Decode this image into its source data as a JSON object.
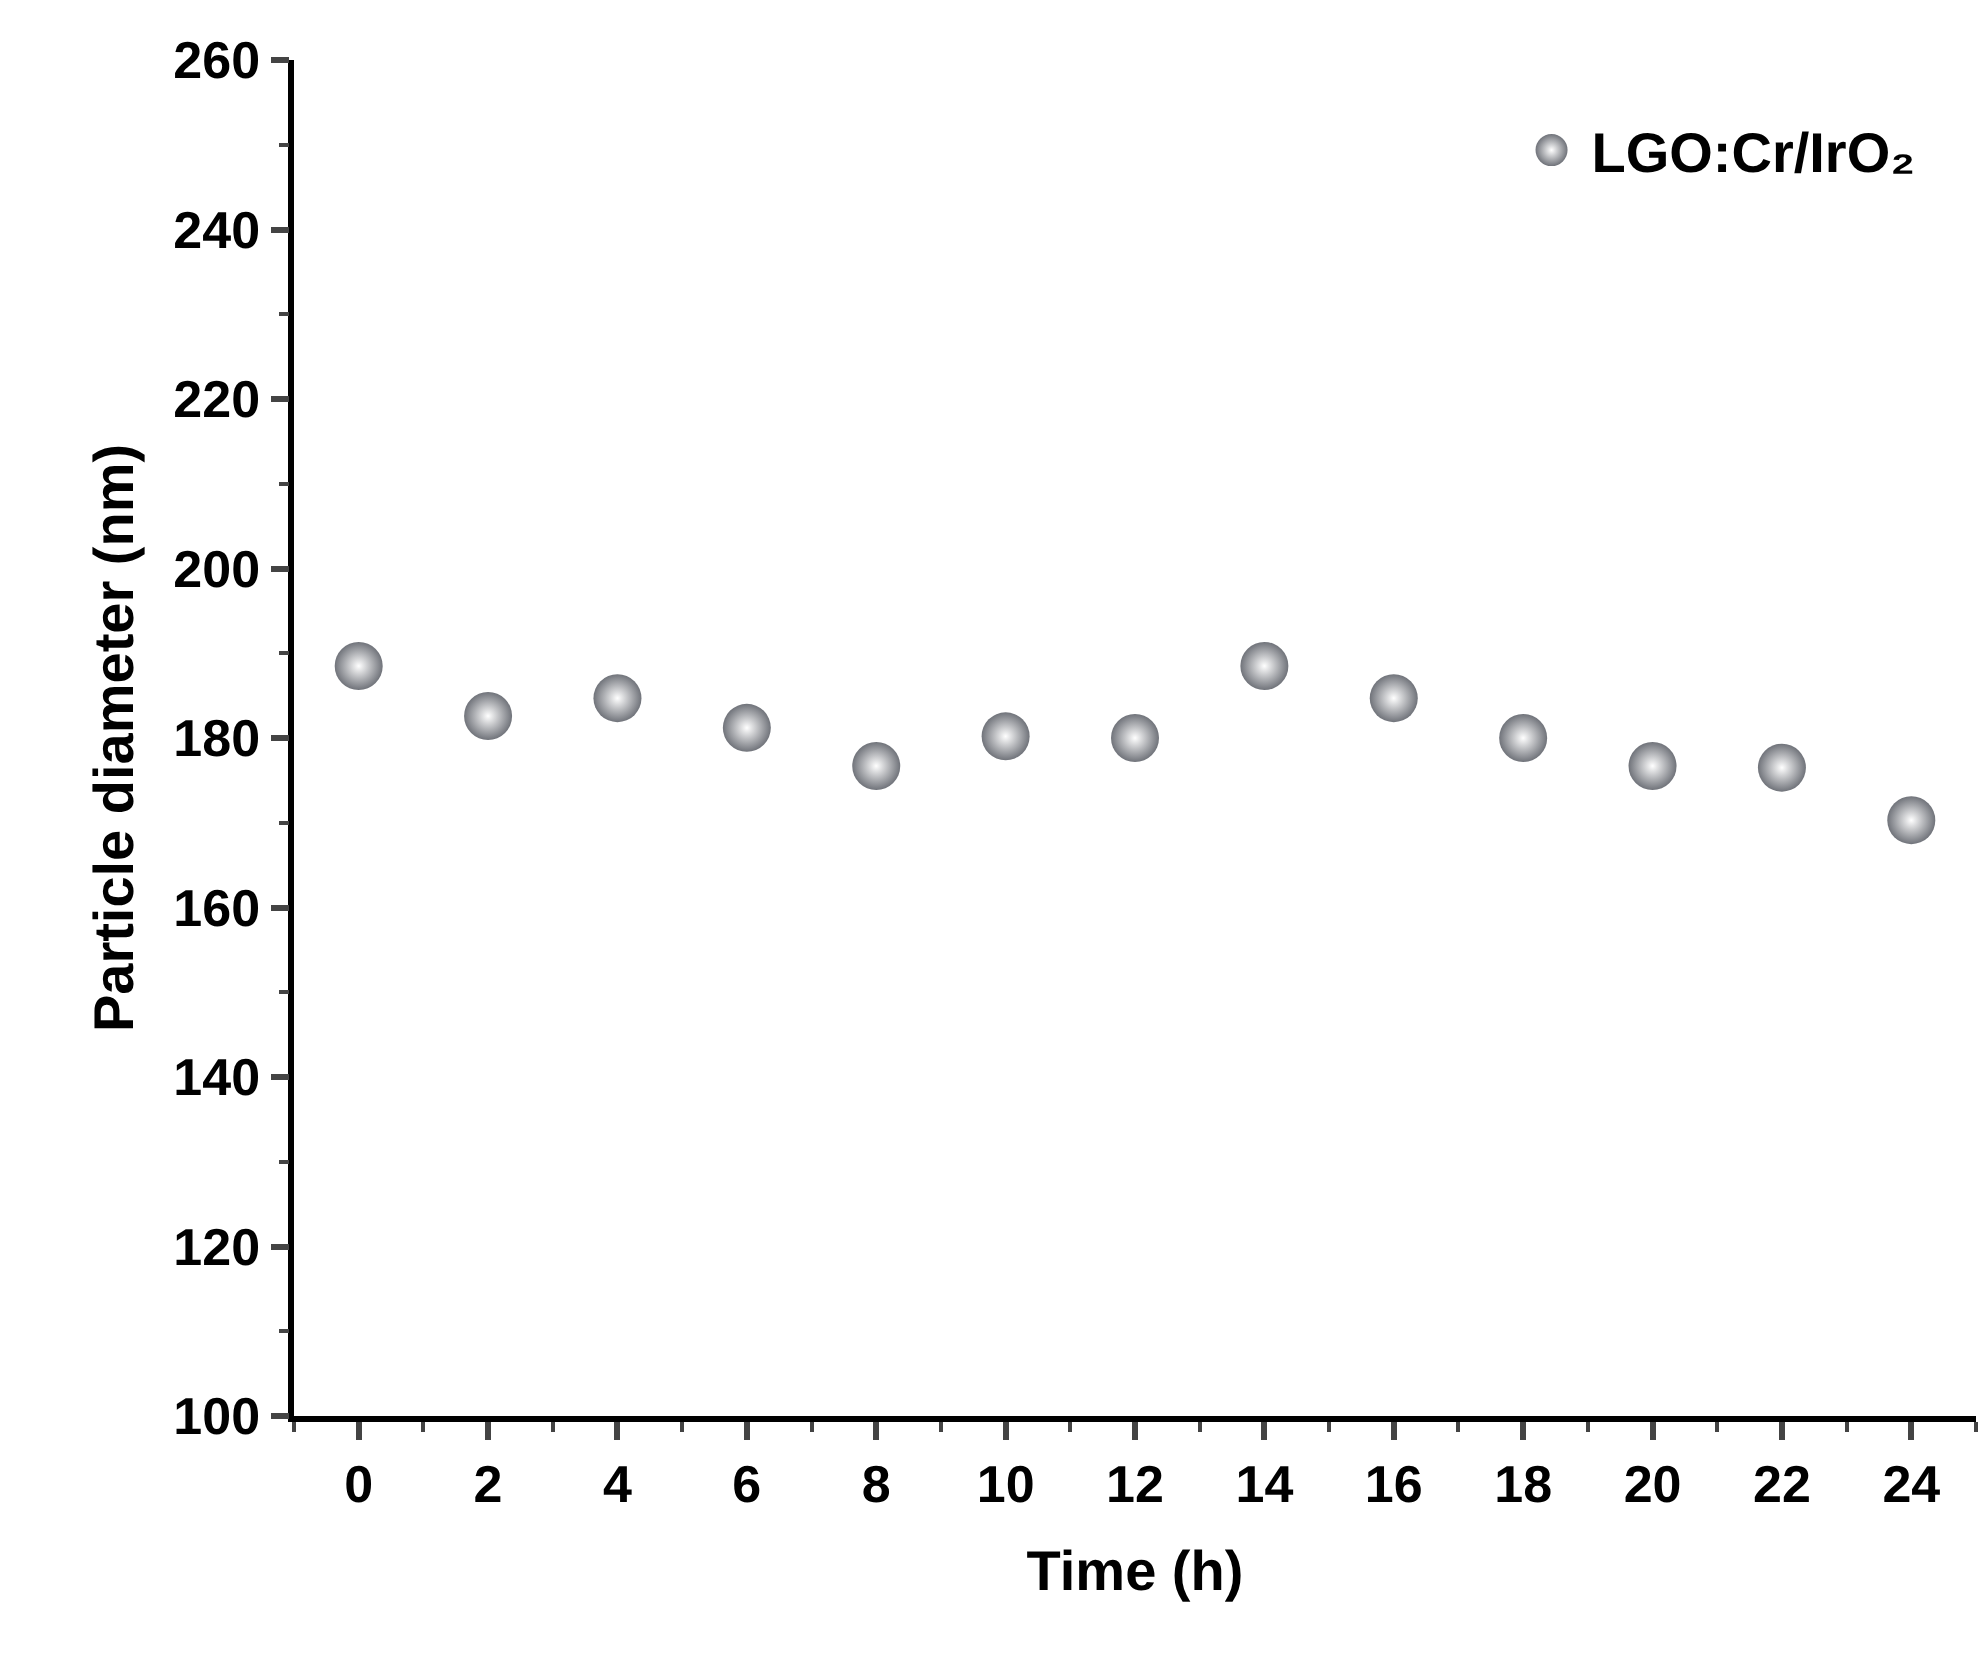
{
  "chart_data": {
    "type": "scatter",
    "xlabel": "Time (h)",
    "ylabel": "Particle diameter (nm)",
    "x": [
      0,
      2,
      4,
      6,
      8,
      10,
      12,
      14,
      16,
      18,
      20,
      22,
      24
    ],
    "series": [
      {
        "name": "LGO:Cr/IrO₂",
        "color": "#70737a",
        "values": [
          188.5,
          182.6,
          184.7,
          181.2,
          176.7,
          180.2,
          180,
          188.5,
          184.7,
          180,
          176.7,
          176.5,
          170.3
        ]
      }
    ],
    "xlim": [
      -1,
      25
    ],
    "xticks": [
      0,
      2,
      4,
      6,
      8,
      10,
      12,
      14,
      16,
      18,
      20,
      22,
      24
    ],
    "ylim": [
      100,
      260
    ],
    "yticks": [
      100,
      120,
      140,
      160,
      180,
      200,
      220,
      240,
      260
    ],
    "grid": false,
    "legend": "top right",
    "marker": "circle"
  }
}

━━━━━━━━━━

## What to produce
Transcribe all of the records above character for character. Exclude the pictures.

## Answer to the task
Decode this image into its source data as a JSON object.
{
  "chart_data": {
    "type": "scatter",
    "xlabel": "Time (h)",
    "ylabel": "Particle diameter (nm)",
    "x": [
      0,
      2,
      4,
      6,
      8,
      10,
      12,
      14,
      16,
      18,
      20,
      22,
      24
    ],
    "series": [
      {
        "name": "LGO:Cr/IrO₂",
        "color": "#70737a",
        "values": [
          188.5,
          182.6,
          184.7,
          181.2,
          176.7,
          180.2,
          180,
          188.5,
          184.7,
          180,
          176.7,
          176.5,
          170.3
        ]
      }
    ],
    "xlim": [
      -1,
      25
    ],
    "xticks": [
      0,
      2,
      4,
      6,
      8,
      10,
      12,
      14,
      16,
      18,
      20,
      22,
      24
    ],
    "ylim": [
      100,
      260
    ],
    "yticks": [
      100,
      120,
      140,
      160,
      180,
      200,
      220,
      240,
      260
    ],
    "grid": false,
    "legend": "top right",
    "marker": "circle"
  }
}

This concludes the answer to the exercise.